### LISTING
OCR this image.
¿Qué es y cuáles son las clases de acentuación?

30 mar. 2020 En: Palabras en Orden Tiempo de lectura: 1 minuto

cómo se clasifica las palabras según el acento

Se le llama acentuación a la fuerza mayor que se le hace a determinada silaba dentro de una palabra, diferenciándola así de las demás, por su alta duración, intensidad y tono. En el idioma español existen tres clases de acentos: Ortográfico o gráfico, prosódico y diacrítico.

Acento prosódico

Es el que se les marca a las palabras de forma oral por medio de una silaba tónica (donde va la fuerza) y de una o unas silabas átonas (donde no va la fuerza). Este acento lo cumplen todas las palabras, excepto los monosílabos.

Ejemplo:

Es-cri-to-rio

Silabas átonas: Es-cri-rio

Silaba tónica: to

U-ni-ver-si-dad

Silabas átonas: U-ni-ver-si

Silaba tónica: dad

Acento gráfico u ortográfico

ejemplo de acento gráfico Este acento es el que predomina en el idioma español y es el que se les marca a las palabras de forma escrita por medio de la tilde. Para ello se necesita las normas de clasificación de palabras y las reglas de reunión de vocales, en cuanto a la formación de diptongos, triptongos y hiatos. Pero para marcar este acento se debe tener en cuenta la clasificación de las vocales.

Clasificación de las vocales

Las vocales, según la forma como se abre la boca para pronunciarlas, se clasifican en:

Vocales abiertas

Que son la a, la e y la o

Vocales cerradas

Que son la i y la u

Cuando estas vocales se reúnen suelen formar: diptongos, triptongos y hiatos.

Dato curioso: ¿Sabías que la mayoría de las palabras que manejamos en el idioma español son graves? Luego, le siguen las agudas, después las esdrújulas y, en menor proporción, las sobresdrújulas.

### SHORT PROBLEM
Find each line that has the word "hiatos", then copy it out.

### ANSWER TO THIS PROBLEM
ejemplo de acento gráfico Este acento es el que predomina en el idioma español y es el que se les marca a las palabras de forma escrita por medio de la tilde. Para ello se necesita las normas de clasificación de palabras y las reglas de reunión de vocales, en cuanto a la formación de diptongos, triptongos y hiatos. Pero para marcar este acento se debe tener en cuenta la clasificación de las vocales.
Cuando estas vocales se reúnen suelen formar: diptongos, triptongos y hiatos.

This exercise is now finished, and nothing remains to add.